## Task brief:
Reproduce the listing verbatim.

## Saved data entries:
##############################
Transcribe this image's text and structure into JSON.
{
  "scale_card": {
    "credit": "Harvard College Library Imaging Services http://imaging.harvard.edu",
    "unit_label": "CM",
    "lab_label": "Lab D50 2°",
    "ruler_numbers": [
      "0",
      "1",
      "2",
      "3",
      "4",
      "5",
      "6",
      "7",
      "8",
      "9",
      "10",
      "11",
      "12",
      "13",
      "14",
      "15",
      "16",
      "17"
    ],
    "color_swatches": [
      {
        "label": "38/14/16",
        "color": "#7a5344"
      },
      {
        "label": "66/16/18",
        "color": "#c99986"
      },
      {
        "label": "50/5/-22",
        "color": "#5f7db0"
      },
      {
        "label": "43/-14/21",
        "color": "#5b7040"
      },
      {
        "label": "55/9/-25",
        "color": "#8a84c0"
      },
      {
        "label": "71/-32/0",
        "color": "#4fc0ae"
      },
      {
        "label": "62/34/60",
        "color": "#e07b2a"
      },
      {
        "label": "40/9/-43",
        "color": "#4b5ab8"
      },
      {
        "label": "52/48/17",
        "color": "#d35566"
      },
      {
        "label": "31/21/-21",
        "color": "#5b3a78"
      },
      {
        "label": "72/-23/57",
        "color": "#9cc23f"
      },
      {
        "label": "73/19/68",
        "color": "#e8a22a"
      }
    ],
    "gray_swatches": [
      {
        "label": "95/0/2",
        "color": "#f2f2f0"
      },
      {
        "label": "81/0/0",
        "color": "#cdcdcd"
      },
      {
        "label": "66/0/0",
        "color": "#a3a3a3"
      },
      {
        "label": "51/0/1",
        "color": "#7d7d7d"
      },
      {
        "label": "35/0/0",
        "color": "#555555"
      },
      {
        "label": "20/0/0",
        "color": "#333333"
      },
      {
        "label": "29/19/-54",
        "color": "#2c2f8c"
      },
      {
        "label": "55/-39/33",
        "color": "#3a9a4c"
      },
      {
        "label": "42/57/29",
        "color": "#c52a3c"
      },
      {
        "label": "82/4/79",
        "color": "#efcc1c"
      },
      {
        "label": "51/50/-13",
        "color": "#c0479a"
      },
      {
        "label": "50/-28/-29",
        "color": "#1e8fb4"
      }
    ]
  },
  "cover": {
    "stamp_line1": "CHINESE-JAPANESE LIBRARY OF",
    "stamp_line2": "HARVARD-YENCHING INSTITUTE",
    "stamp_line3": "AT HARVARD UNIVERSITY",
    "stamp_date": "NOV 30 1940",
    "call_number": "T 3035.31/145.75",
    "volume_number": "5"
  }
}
##############################
## Result of the exercise:
Transcribe this image's text and structure into JSON.
{
  "scale_card": {
    "credit": "Harvard College Library Imaging Services http://imaging.harvard.edu",
    "unit_label": "CM",
    "lab_label": "Lab D50 2°",
    "ruler_numbers": [
      "0",
      "1",
      "2",
      "3",
      "4",
      "5",
      "6",
      "7",
      "8",
      "9",
      "10",
      "11",
      "12",
      "13",
      "14",
      "15",
      "16",
      "17"
    ],
    "color_swatches": [
      {
        "label": "38/14/16",
        "color": "#7a5344"
      },
      {
        "label": "66/16/18",
        "color": "#c99986"
      },
      {
        "label": "50/5/-22",
        "color": "#5f7db0"
      },
      {
        "label": "43/-14/21",
        "color": "#5b7040"
      },
      {
        "label": "55/9/-25",
        "color": "#8a84c0"
      },
      {
        "label": "71/-32/0",
        "color": "#4fc0ae"
      },
      {
        "label": "62/34/60",
        "color": "#e07b2a"
      },
      {
        "label": "40/9/-43",
        "color": "#4b5ab8"
      },
      {
        "label": "52/48/17",
        "color": "#d35566"
      },
      {
        "label": "31/21/-21",
        "color": "#5b3a78"
      },
      {
        "label": "72/-23/57",
        "color": "#9cc23f"
      },
      {
        "label": "73/19/68",
        "color": "#e8a22a"
      }
    ],
    "gray_swatches": [
      {
        "label": "95/0/2",
        "color": "#f2f2f0"
      },
      {
        "label": "81/0/0",
        "color": "#cdcdcd"
      },
      {
        "label": "66/0/0",
        "color": "#a3a3a3"
      },
      {
        "label": "51/0/1",
        "color": "#7d7d7d"
      },
      {
        "label": "35/0/0",
        "color": "#555555"
      },
      {
        "label": "20/0/0",
        "color": "#333333"
      },
      {
        "label": "29/19/-54",
        "color": "#2c2f8c"
      },
      {
        "label": "55/-39/33",
        "color": "#3a9a4c"
      },
      {
        "label": "42/57/29",
        "color": "#c52a3c"
      },
      {
        "label": "82/4/79",
        "color": "#efcc1c"
      },
      {
        "label": "51/50/-13",
        "color": "#c0479a"
      },
      {
        "label": "50/-28/-29",
        "color": "#1e8fb4"
      }
    ]
  },
  "cover": {
    "stamp_line1": "CHINESE-JAPANESE LIBRARY OF",
    "stamp_line2": "HARVARD-YENCHING INSTITUTE",
    "stamp_line3": "AT HARVARD UNIVERSITY",
    "stamp_date": "NOV 30 1940",
    "call_number": "T 3035.31/145.75",
    "volume_number": "5"
  }
}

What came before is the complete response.